## WHAT IS NEEDED
Please output the lines shown below exactly as they appear.

## RECORD LIST

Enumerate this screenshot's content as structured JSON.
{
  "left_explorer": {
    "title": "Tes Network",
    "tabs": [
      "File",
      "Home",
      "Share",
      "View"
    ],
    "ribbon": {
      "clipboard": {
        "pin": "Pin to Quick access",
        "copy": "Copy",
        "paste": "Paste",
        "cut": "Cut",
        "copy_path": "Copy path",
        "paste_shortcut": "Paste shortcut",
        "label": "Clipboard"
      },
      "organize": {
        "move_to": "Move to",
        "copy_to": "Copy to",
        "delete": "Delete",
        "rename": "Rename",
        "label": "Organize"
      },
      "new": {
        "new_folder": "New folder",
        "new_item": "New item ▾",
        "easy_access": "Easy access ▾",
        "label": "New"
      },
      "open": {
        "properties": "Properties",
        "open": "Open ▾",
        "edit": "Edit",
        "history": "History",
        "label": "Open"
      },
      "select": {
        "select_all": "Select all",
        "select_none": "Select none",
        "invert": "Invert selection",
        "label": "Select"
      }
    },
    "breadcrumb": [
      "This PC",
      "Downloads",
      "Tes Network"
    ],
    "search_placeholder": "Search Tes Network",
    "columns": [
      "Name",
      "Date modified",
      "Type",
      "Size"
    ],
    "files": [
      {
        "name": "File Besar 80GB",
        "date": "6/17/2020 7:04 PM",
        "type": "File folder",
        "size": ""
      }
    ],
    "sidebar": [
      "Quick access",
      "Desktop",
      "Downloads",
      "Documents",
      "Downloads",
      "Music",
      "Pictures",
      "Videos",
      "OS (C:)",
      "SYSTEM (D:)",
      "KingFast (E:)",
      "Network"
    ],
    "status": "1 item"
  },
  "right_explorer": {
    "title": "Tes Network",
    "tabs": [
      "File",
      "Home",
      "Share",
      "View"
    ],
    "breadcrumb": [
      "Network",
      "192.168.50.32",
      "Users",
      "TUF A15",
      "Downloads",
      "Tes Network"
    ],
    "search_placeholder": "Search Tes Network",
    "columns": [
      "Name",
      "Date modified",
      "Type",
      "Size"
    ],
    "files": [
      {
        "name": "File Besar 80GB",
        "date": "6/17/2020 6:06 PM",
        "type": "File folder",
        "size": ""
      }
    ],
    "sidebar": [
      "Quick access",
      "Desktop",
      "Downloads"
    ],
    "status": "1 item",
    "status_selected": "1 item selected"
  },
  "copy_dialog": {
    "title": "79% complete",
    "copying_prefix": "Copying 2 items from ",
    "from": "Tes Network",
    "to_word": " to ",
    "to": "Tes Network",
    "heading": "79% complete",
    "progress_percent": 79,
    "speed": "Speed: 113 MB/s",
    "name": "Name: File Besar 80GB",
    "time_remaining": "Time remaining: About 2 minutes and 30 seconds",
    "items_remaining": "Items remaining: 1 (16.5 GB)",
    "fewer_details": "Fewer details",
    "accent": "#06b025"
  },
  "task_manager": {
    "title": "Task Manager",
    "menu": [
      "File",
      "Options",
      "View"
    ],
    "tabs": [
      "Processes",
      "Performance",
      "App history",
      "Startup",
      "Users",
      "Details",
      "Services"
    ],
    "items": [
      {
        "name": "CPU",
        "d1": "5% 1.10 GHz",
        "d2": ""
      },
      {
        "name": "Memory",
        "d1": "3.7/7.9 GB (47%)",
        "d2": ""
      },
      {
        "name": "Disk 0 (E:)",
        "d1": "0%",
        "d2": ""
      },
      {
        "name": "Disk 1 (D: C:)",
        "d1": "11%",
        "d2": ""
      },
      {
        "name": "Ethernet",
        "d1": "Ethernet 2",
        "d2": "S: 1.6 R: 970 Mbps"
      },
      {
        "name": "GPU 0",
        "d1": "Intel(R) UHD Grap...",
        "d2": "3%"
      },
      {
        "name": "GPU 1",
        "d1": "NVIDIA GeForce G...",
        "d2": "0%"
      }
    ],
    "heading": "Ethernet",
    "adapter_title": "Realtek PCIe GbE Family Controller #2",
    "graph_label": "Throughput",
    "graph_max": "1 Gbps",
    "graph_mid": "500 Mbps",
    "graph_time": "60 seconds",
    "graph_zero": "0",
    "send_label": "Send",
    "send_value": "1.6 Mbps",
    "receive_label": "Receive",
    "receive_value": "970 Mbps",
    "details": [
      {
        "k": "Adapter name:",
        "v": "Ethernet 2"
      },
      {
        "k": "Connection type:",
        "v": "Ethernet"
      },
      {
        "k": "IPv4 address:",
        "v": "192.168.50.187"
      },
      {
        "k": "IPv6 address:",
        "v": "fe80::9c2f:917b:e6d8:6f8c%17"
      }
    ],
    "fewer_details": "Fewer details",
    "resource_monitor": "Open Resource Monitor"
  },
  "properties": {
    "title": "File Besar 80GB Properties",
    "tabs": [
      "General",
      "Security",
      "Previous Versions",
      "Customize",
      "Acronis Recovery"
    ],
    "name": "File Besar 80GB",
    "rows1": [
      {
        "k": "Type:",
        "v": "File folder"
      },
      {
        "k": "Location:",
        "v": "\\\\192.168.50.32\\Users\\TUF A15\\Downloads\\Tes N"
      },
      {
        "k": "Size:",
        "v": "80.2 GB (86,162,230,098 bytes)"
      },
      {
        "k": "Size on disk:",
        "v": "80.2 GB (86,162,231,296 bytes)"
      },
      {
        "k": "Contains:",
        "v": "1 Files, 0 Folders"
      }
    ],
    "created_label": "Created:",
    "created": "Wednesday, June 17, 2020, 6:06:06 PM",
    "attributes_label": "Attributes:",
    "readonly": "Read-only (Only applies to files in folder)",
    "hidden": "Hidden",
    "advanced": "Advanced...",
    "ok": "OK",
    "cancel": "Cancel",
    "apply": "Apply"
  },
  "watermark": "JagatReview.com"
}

## SOLUTION FOR THIS EXERCISE
Enumerate this screenshot's content as structured JSON.
{
  "left_explorer": {
    "title": "Tes Network",
    "tabs": [
      "File",
      "Home",
      "Share",
      "View"
    ],
    "ribbon": {
      "clipboard": {
        "pin": "Pin to Quick access",
        "copy": "Copy",
        "paste": "Paste",
        "cut": "Cut",
        "copy_path": "Copy path",
        "paste_shortcut": "Paste shortcut",
        "label": "Clipboard"
      },
      "organize": {
        "move_to": "Move to",
        "copy_to": "Copy to",
        "delete": "Delete",
        "rename": "Rename",
        "label": "Organize"
      },
      "new": {
        "new_folder": "New folder",
        "new_item": "New item ▾",
        "easy_access": "Easy access ▾",
        "label": "New"
      },
      "open": {
        "properties": "Properties",
        "open": "Open ▾",
        "edit": "Edit",
        "history": "History",
        "label": "Open"
      },
      "select": {
        "select_all": "Select all",
        "select_none": "Select none",
        "invert": "Invert selection",
        "label": "Select"
      }
    },
    "breadcrumb": [
      "This PC",
      "Downloads",
      "Tes Network"
    ],
    "search_placeholder": "Search Tes Network",
    "columns": [
      "Name",
      "Date modified",
      "Type",
      "Size"
    ],
    "files": [
      {
        "name": "File Besar 80GB",
        "date": "6/17/2020 7:04 PM",
        "type": "File folder",
        "size": ""
      }
    ],
    "sidebar": [
      "Quick access",
      "Desktop",
      "Downloads",
      "Documents",
      "Downloads",
      "Music",
      "Pictures",
      "Videos",
      "OS (C:)",
      "SYSTEM (D:)",
      "KingFast (E:)",
      "Network"
    ],
    "status": "1 item"
  },
  "right_explorer": {
    "title": "Tes Network",
    "tabs": [
      "File",
      "Home",
      "Share",
      "View"
    ],
    "breadcrumb": [
      "Network",
      "192.168.50.32",
      "Users",
      "TUF A15",
      "Downloads",
      "Tes Network"
    ],
    "search_placeholder": "Search Tes Network",
    "columns": [
      "Name",
      "Date modified",
      "Type",
      "Size"
    ],
    "files": [
      {
        "name": "File Besar 80GB",
        "date": "6/17/2020 6:06 PM",
        "type": "File folder",
        "size": ""
      }
    ],
    "sidebar": [
      "Quick access",
      "Desktop",
      "Downloads"
    ],
    "status": "1 item",
    "status_selected": "1 item selected"
  },
  "copy_dialog": {
    "title": "79% complete",
    "copying_prefix": "Copying 2 items from ",
    "from": "Tes Network",
    "to_word": " to ",
    "to": "Tes Network",
    "heading": "79% complete",
    "progress_percent": 79,
    "speed": "Speed: 113 MB/s",
    "name": "Name: File Besar 80GB",
    "time_remaining": "Time remaining: About 2 minutes and 30 seconds",
    "items_remaining": "Items remaining: 1 (16.5 GB)",
    "fewer_details": "Fewer details",
    "accent": "#06b025"
  },
  "task_manager": {
    "title": "Task Manager",
    "menu": [
      "File",
      "Options",
      "View"
    ],
    "tabs": [
      "Processes",
      "Performance",
      "App history",
      "Startup",
      "Users",
      "Details",
      "Services"
    ],
    "items": [
      {
        "name": "CPU",
        "d1": "5% 1.10 GHz",
        "d2": ""
      },
      {
        "name": "Memory",
        "d1": "3.7/7.9 GB (47%)",
        "d2": ""
      },
      {
        "name": "Disk 0 (E:)",
        "d1": "0%",
        "d2": ""
      },
      {
        "name": "Disk 1 (D: C:)",
        "d1": "11%",
        "d2": ""
      },
      {
        "name": "Ethernet",
        "d1": "Ethernet 2",
        "d2": "S: 1.6 R: 970 Mbps"
      },
      {
        "name": "GPU 0",
        "d1": "Intel(R) UHD Grap...",
        "d2": "3%"
      },
      {
        "name": "GPU 1",
        "d1": "NVIDIA GeForce G...",
        "d2": "0%"
      }
    ],
    "heading": "Ethernet",
    "adapter_title": "Realtek PCIe GbE Family Controller #2",
    "graph_label": "Throughput",
    "graph_max": "1 Gbps",
    "graph_mid": "500 Mbps",
    "graph_time": "60 seconds",
    "graph_zero": "0",
    "send_label": "Send",
    "send_value": "1.6 Mbps",
    "receive_label": "Receive",
    "receive_value": "970 Mbps",
    "details": [
      {
        "k": "Adapter name:",
        "v": "Ethernet 2"
      },
      {
        "k": "Connection type:",
        "v": "Ethernet"
      },
      {
        "k": "IPv4 address:",
        "v": "192.168.50.187"
      },
      {
        "k": "IPv6 address:",
        "v": "fe80::9c2f:917b:e6d8:6f8c%17"
      }
    ],
    "fewer_details": "Fewer details",
    "resource_monitor": "Open Resource Monitor"
  },
  "properties": {
    "title": "File Besar 80GB Properties",
    "tabs": [
      "General",
      "Security",
      "Previous Versions",
      "Customize",
      "Acronis Recovery"
    ],
    "name": "File Besar 80GB",
    "rows1": [
      {
        "k": "Type:",
        "v": "File folder"
      },
      {
        "k": "Location:",
        "v": "\\\\192.168.50.32\\Users\\TUF A15\\Downloads\\Tes N"
      },
      {
        "k": "Size:",
        "v": "80.2 GB (86,162,230,098 bytes)"
      },
      {
        "k": "Size on disk:",
        "v": "80.2 GB (86,162,231,296 bytes)"
      },
      {
        "k": "Contains:",
        "v": "1 Files, 0 Folders"
      }
    ],
    "created_label": "Created:",
    "created": "Wednesday, June 17, 2020, 6:06:06 PM",
    "attributes_label": "Attributes:",
    "readonly": "Read-only (Only applies to files in folder)",
    "hidden": "Hidden",
    "advanced": "Advanced...",
    "ok": "OK",
    "cancel": "Cancel",
    "apply": "Apply"
  },
  "watermark": "JagatReview.com"
}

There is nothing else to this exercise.